··· PROVIDED DATA
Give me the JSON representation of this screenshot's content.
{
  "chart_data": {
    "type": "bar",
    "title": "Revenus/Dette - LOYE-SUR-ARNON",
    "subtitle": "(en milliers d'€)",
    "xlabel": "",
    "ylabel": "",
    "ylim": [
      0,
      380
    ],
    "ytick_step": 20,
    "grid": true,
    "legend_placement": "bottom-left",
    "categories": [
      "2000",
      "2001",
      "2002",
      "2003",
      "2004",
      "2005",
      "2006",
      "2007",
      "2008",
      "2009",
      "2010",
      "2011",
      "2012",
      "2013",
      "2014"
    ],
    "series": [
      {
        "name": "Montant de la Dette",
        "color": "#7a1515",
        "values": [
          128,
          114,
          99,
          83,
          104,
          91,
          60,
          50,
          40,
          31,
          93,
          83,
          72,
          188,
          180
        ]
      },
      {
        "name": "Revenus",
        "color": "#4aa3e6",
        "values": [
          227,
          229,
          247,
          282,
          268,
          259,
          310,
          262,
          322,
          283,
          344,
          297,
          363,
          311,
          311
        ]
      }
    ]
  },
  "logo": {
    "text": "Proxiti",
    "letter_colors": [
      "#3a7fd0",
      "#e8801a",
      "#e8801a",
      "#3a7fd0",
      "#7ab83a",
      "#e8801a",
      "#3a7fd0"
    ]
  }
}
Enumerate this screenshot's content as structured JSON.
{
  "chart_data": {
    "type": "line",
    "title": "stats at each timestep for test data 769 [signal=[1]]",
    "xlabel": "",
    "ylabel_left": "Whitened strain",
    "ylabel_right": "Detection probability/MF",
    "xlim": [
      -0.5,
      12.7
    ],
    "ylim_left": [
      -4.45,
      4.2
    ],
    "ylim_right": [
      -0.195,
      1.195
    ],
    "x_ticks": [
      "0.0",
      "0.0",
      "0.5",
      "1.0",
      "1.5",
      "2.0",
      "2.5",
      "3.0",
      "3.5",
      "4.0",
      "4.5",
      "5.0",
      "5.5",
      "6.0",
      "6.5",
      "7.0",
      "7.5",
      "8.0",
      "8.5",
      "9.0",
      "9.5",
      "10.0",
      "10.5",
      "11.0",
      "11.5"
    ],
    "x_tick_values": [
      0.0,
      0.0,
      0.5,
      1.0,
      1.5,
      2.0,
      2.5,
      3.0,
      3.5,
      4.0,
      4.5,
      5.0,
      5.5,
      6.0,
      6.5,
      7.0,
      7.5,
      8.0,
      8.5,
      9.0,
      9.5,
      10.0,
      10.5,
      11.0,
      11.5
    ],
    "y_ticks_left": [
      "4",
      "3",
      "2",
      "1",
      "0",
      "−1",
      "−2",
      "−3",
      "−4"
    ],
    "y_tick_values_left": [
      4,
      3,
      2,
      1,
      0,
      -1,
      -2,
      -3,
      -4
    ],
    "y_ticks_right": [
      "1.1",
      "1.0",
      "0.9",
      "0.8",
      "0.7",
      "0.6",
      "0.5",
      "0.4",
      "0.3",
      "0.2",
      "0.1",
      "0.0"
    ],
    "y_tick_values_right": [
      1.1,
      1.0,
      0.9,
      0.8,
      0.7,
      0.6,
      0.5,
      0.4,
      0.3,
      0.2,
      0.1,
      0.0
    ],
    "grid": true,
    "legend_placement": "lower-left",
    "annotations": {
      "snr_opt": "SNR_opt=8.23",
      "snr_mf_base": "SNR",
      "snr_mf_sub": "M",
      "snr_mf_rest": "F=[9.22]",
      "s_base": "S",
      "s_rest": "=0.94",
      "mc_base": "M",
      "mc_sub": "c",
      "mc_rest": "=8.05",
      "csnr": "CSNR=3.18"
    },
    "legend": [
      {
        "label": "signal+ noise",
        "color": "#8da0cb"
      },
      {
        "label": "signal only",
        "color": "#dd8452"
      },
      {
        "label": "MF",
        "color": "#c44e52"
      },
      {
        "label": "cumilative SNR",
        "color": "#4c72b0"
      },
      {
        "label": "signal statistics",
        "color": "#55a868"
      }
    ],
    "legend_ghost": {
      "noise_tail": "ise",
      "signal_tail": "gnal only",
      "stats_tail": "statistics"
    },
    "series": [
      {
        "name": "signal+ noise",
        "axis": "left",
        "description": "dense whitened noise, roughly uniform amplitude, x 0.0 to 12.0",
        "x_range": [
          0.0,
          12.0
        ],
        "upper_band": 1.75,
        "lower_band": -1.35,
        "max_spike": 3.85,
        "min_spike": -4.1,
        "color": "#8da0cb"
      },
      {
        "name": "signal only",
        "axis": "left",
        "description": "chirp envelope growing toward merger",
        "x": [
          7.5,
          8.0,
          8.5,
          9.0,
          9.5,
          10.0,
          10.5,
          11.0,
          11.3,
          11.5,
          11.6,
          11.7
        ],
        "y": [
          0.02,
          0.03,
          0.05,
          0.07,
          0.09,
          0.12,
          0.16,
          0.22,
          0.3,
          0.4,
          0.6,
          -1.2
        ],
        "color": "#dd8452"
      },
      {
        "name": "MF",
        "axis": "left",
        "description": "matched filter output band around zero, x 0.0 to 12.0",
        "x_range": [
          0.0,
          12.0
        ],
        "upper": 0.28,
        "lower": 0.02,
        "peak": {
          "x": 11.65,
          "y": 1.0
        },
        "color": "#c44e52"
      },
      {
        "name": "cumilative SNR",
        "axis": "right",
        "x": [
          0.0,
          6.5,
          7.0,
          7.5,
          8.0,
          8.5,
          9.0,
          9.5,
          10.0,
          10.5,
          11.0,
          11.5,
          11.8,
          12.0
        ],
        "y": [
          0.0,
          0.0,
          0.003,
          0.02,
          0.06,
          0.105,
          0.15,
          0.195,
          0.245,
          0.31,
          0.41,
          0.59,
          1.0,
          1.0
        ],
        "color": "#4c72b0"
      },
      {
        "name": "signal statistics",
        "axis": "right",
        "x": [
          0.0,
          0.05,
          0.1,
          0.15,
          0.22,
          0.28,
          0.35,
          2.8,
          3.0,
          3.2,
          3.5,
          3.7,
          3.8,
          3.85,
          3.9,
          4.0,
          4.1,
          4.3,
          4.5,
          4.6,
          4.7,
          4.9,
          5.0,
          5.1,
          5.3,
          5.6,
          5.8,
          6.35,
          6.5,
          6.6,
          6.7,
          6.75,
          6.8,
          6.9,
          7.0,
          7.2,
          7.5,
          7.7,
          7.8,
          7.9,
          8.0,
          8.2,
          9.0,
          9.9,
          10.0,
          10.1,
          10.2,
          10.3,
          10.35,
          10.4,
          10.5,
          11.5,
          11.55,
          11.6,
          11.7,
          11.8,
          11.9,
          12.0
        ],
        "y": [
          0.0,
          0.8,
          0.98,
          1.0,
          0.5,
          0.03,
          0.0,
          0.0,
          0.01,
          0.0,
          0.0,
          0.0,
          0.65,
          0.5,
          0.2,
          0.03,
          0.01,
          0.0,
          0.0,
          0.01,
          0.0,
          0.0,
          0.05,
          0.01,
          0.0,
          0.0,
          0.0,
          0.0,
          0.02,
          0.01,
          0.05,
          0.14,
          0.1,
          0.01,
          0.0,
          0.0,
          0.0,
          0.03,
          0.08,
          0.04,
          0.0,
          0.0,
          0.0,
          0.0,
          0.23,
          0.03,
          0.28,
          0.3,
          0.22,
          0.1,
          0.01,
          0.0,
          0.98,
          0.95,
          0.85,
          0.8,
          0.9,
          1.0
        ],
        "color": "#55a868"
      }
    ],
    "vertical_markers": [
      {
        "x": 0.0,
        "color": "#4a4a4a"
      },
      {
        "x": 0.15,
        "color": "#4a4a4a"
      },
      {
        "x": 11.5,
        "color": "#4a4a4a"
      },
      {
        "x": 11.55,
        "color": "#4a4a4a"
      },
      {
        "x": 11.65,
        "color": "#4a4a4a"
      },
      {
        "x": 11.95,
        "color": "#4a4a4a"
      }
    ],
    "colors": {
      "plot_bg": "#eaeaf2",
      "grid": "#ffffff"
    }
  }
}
······
REQUIREMENT: Copy all lines from the material that hold "description".

SOLUTION:
        "description": "dense whitened noise, roughly uniform amplitude, x 0.0 to 12.0",
        "description": "chirp envelope growing toward merger",
        "description": "matched filter output band around zero, x 0.0 to 12.0",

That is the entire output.